§ Provided records:
──────────────────────────────
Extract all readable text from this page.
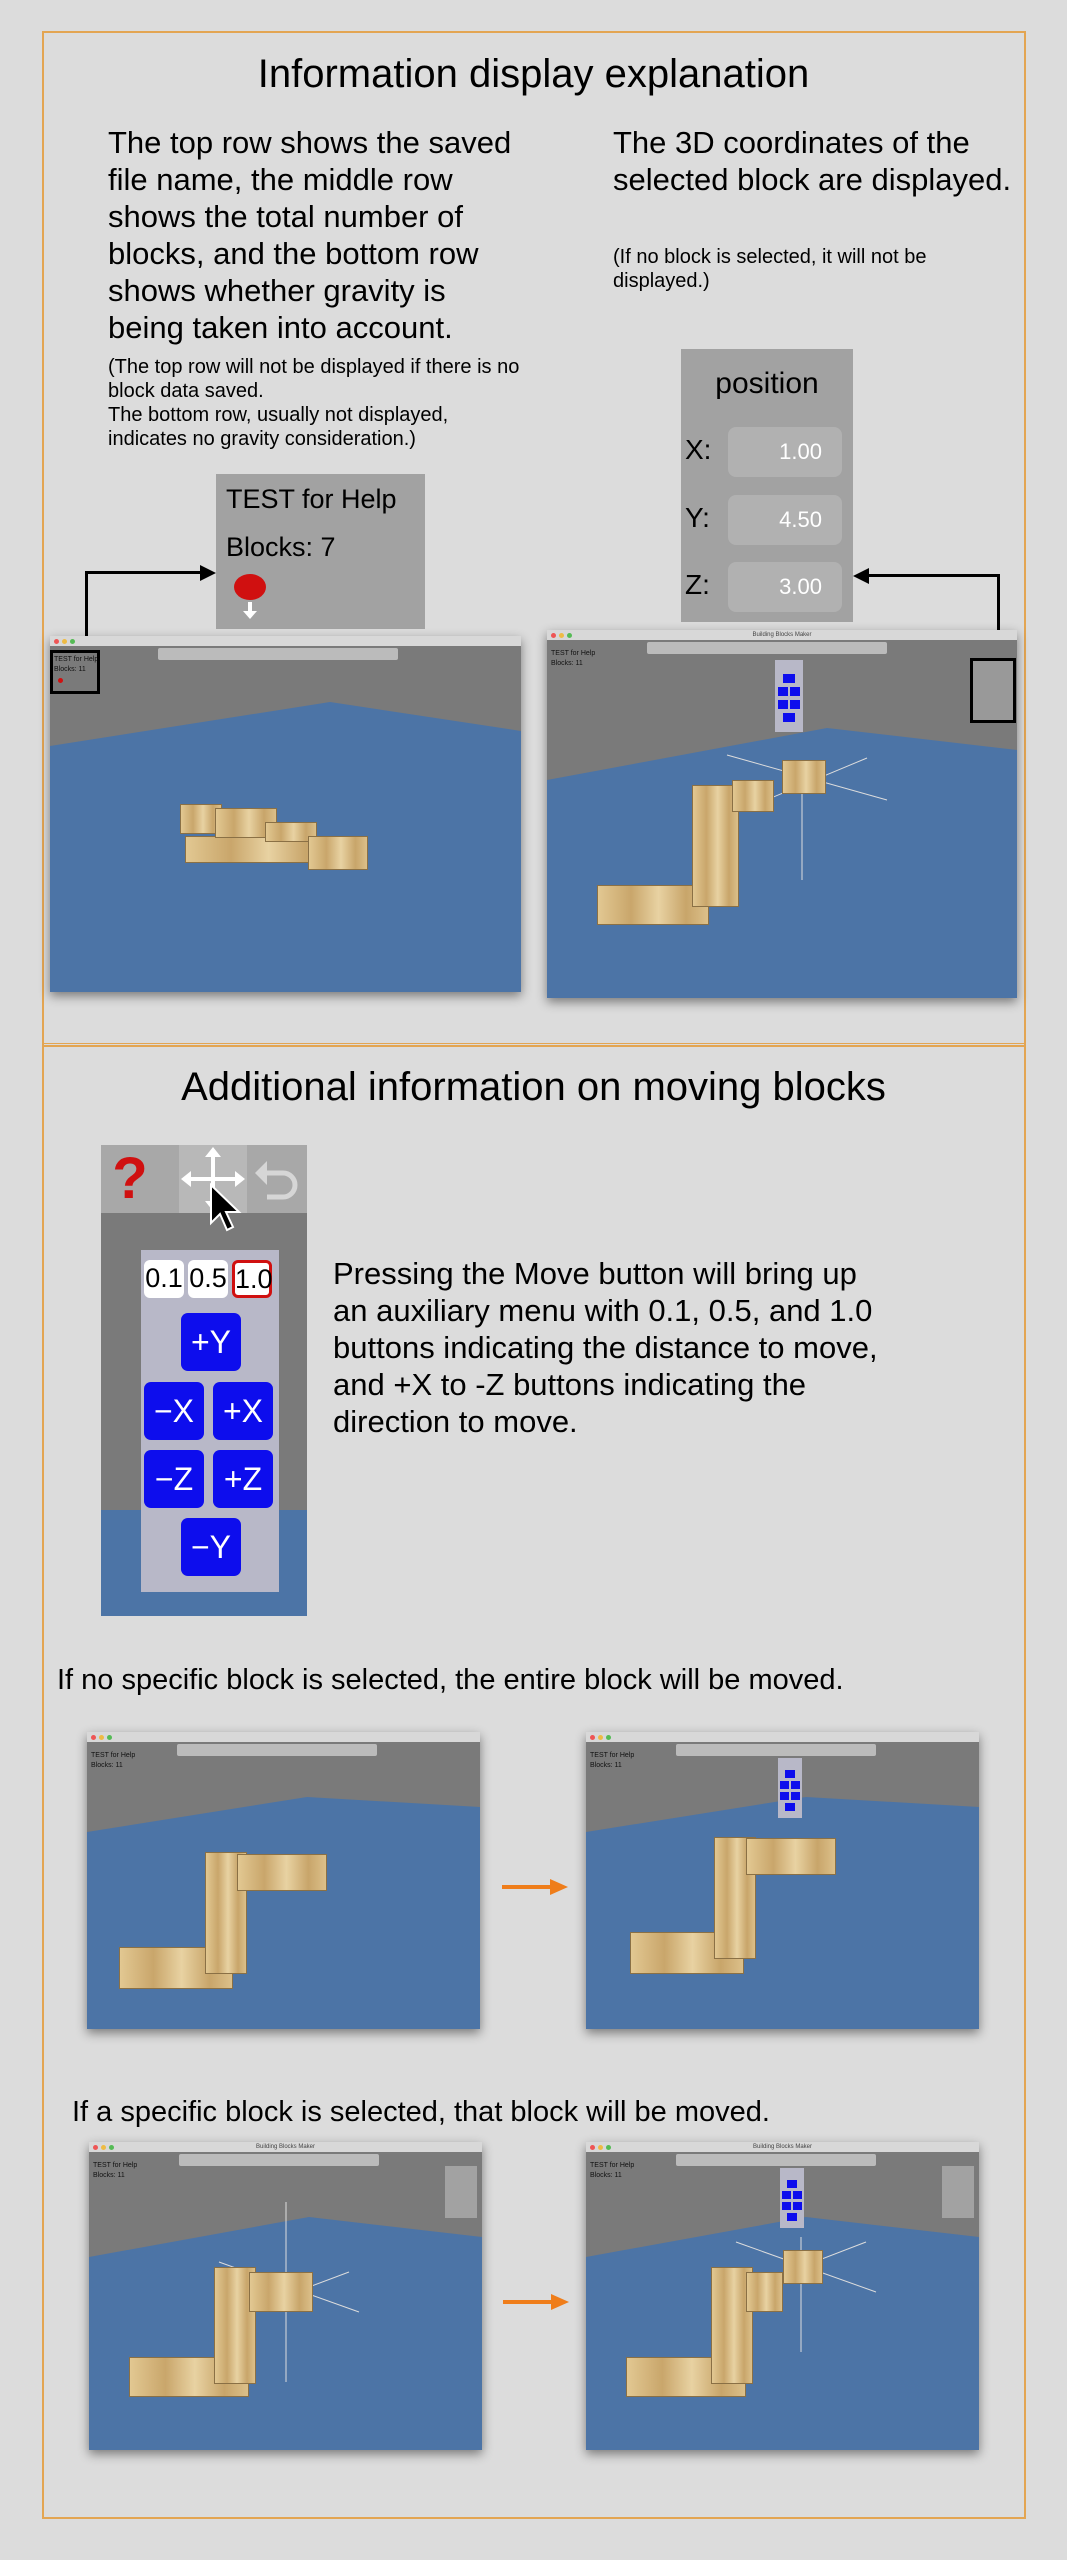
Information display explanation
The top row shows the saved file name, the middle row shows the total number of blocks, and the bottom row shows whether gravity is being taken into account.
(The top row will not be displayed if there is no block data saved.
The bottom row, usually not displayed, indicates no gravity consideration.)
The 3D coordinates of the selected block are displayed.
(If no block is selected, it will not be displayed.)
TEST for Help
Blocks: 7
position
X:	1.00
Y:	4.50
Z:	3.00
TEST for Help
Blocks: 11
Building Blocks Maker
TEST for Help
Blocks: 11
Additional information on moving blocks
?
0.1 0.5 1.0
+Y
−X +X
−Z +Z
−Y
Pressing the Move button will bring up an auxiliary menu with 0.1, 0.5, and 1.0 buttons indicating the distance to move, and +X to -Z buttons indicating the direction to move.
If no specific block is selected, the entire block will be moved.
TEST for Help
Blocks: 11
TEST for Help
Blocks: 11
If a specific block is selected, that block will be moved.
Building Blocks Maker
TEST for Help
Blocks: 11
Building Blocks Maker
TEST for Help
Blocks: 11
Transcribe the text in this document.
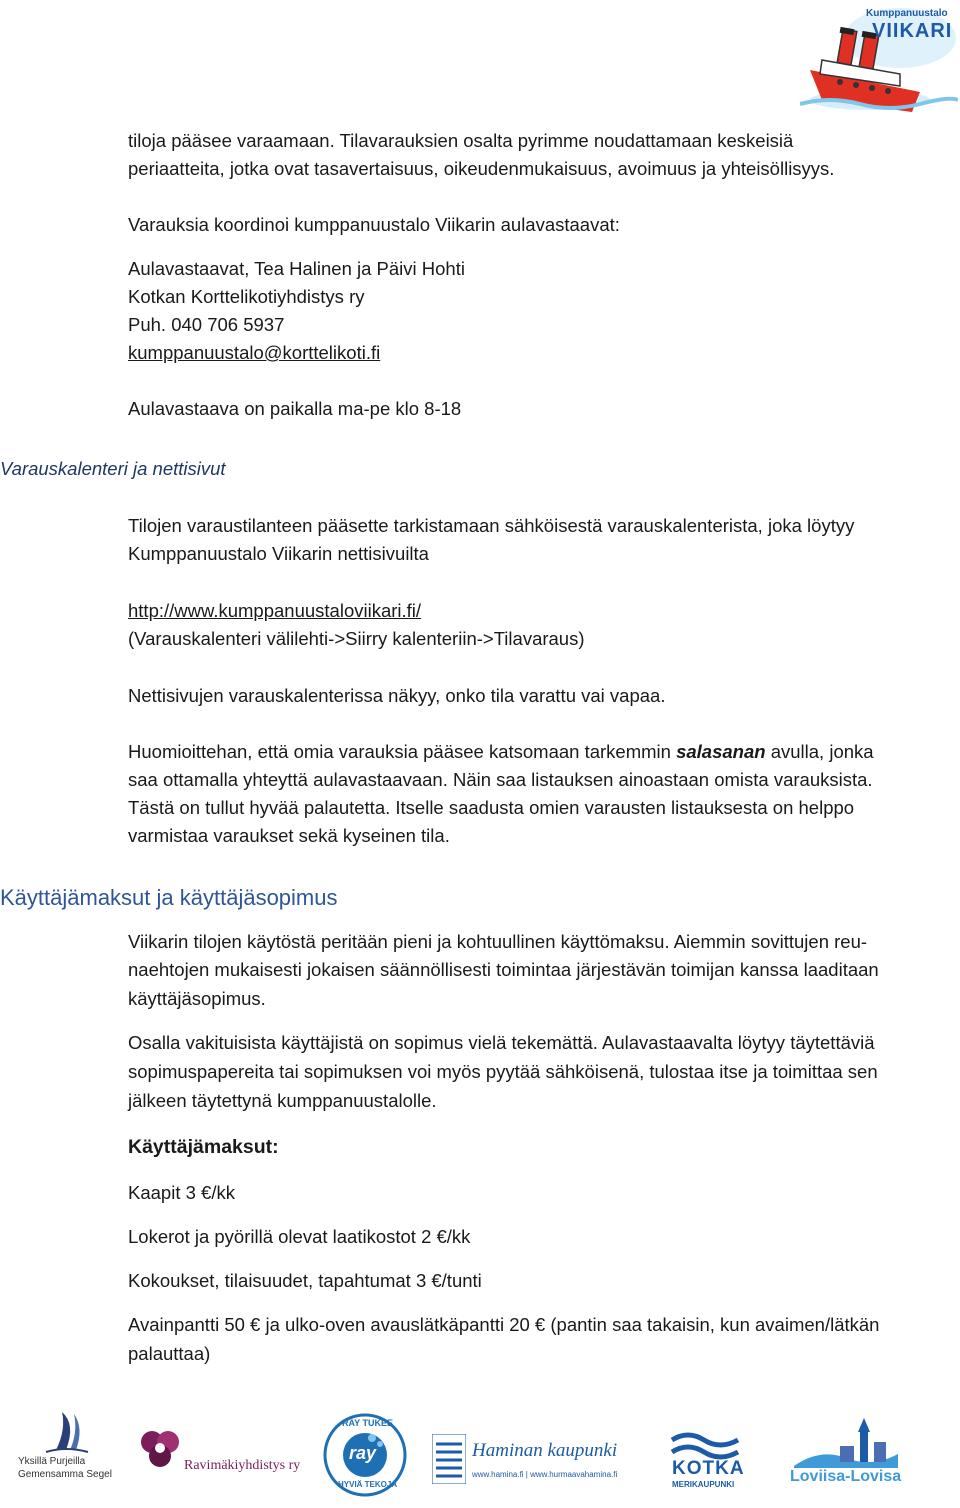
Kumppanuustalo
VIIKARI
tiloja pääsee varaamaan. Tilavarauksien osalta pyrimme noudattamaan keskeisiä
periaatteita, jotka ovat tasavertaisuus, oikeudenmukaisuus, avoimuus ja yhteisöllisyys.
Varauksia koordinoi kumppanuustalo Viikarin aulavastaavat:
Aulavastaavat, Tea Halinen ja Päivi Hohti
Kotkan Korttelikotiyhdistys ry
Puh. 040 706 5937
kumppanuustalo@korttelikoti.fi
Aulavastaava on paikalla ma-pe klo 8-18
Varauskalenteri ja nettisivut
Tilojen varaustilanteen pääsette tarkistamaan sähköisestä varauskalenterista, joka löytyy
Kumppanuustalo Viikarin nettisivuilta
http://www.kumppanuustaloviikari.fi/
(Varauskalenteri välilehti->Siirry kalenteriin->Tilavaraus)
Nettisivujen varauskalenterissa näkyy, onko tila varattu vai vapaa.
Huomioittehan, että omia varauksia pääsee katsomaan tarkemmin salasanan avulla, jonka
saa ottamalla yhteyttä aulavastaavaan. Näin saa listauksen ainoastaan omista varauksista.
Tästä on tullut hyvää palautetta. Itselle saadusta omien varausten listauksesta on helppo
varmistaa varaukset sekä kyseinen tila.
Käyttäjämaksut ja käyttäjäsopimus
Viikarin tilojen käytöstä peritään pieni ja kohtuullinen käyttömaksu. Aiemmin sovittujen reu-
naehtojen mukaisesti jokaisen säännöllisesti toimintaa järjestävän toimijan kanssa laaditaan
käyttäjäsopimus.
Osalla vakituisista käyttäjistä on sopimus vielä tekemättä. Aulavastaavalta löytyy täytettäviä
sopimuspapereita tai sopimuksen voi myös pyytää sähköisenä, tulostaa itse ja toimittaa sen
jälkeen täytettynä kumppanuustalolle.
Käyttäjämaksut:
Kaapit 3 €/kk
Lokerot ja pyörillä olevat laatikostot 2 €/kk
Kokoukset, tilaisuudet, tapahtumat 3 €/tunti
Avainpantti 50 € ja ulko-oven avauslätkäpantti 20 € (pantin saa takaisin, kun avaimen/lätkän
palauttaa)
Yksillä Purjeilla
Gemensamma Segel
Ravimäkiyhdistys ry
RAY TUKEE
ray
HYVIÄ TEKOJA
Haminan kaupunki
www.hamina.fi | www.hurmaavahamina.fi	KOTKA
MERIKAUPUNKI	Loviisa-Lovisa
──────────────────────────────
Copy every line of the listing that includes the string "pääsee".

§ Completed exercise:
tiloja pääsee varaamaan. Tilavarauksien osalta pyrimme noudattamaan keskeisiä
Huomioittehan, että omia varauksia pääsee katsomaan tarkemmin salasanan avulla, jonka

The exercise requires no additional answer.